═══ Items ═══

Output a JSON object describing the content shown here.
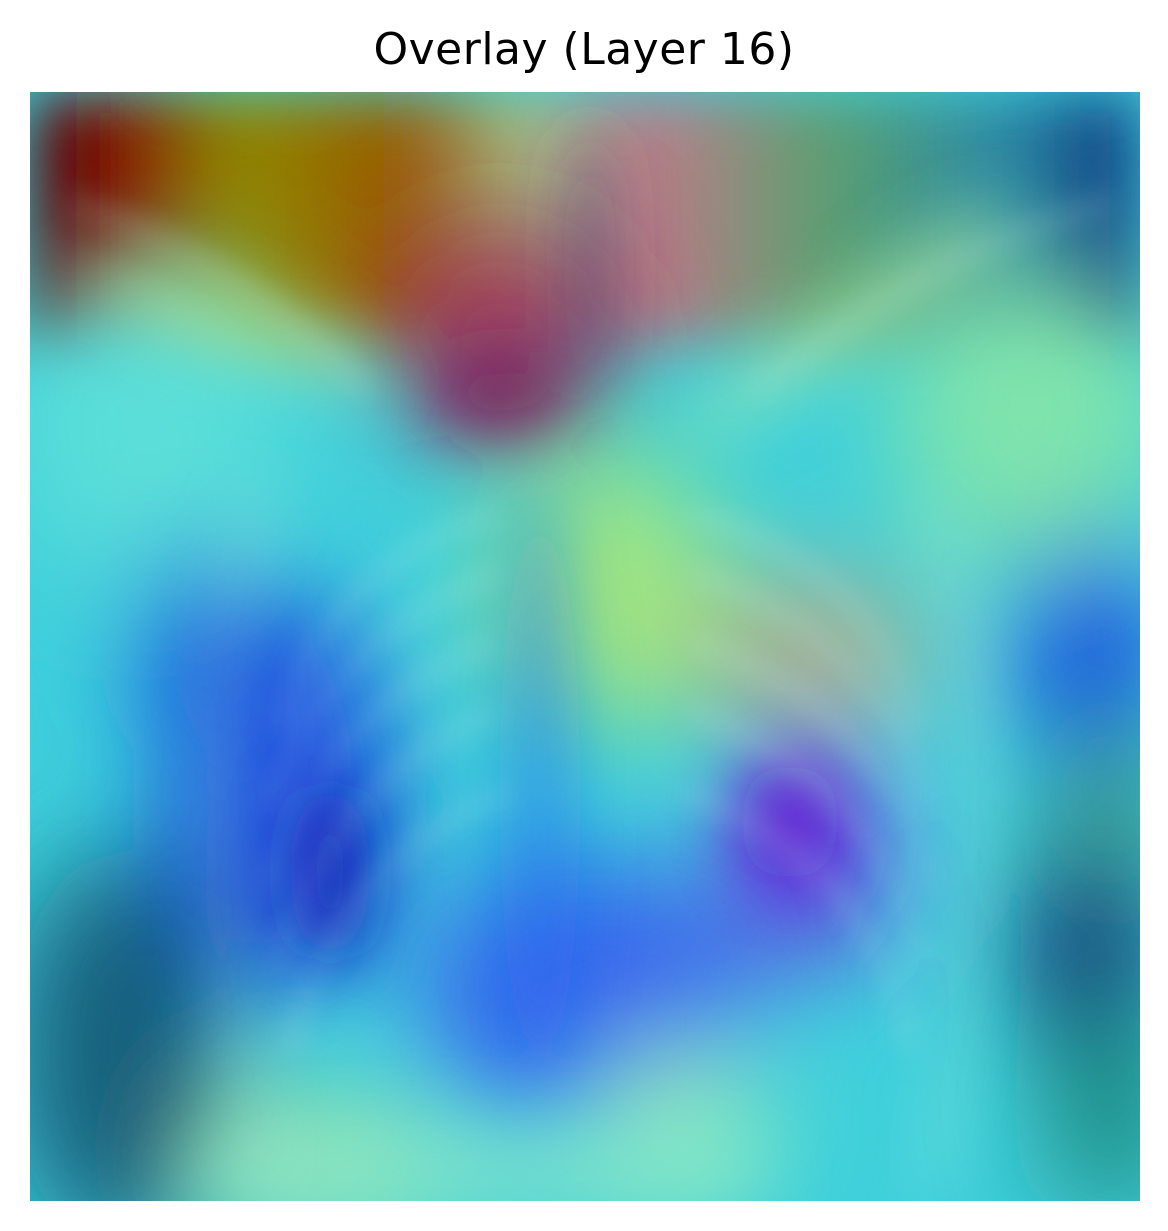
{
  "figure": {
    "title": "Overlay (Layer 16)"
  },
  "colors": {
    "background": "#ffffff",
    "title_text": "#000000",
    "heat_low": "#1a3cff",
    "heat_mid_low": "#3fd8e6",
    "heat_mid": "#9be88a",
    "heat_high": "#d8a21a",
    "heat_peak": "#7a0000"
  },
  "image": {
    "kind": "grad-cam-style heatmap overlay on chest x-ray",
    "colormap": "jet"
  }
}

═══

→ Exercise:
Copy all the entries word for word. Omit any pictures.

→ Solution to this problem:
Output a JSON object describing the content shown here.
{
  "figure": {
    "title": "Overlay (Layer 16)"
  },
  "colors": {
    "background": "#ffffff",
    "title_text": "#000000",
    "heat_low": "#1a3cff",
    "heat_mid_low": "#3fd8e6",
    "heat_mid": "#9be88a",
    "heat_high": "#d8a21a",
    "heat_peak": "#7a0000"
  },
  "image": {
    "kind": "grad-cam-style heatmap overlay on chest x-ray",
    "colormap": "jet"
  }
}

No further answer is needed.